[Extracted records]
________

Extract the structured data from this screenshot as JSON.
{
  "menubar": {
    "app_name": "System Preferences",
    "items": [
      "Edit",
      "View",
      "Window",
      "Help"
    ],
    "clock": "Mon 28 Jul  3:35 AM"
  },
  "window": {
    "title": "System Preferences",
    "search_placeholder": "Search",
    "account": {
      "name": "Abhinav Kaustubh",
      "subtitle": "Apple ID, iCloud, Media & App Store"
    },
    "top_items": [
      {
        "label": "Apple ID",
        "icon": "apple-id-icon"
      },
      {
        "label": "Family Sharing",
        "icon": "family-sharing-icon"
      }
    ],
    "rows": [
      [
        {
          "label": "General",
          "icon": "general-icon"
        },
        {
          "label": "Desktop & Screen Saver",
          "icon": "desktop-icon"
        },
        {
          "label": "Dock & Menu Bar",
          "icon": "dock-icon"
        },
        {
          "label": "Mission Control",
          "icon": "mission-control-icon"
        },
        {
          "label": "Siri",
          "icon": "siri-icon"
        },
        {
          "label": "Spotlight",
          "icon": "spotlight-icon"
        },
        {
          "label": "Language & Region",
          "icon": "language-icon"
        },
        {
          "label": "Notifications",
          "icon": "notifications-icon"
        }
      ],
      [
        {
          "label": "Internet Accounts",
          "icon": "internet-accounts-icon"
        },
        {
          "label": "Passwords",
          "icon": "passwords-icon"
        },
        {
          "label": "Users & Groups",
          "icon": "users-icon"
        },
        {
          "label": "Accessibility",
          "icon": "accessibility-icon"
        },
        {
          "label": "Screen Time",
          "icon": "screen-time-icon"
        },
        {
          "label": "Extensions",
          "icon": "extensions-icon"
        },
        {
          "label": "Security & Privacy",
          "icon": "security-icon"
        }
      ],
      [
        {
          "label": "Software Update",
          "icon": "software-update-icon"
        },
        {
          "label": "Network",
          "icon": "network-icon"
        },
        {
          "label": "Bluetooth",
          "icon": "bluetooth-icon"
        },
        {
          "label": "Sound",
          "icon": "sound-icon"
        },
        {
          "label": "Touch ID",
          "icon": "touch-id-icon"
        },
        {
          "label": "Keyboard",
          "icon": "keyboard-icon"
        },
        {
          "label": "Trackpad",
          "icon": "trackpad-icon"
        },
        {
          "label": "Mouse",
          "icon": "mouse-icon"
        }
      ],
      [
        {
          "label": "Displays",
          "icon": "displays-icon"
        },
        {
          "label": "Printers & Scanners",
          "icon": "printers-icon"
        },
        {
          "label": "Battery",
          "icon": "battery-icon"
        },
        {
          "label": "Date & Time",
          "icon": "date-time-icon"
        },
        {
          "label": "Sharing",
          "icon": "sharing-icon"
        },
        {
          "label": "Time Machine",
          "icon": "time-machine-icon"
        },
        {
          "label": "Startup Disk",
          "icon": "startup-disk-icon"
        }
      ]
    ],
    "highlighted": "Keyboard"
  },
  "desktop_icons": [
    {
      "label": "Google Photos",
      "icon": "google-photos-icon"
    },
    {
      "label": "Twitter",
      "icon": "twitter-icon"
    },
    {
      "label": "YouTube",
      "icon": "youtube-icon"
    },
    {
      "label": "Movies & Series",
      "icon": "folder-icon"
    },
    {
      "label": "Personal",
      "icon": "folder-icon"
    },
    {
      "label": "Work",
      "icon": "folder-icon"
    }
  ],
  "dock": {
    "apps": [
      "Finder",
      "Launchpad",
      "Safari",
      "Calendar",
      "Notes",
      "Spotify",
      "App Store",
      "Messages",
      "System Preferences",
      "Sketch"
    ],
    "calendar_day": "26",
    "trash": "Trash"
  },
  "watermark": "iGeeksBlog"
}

________

From the data, collect all lines where the string "Preferences" appears.

    "app_name": "System Preferences",
    "title": "System Preferences",
      "System Preferences",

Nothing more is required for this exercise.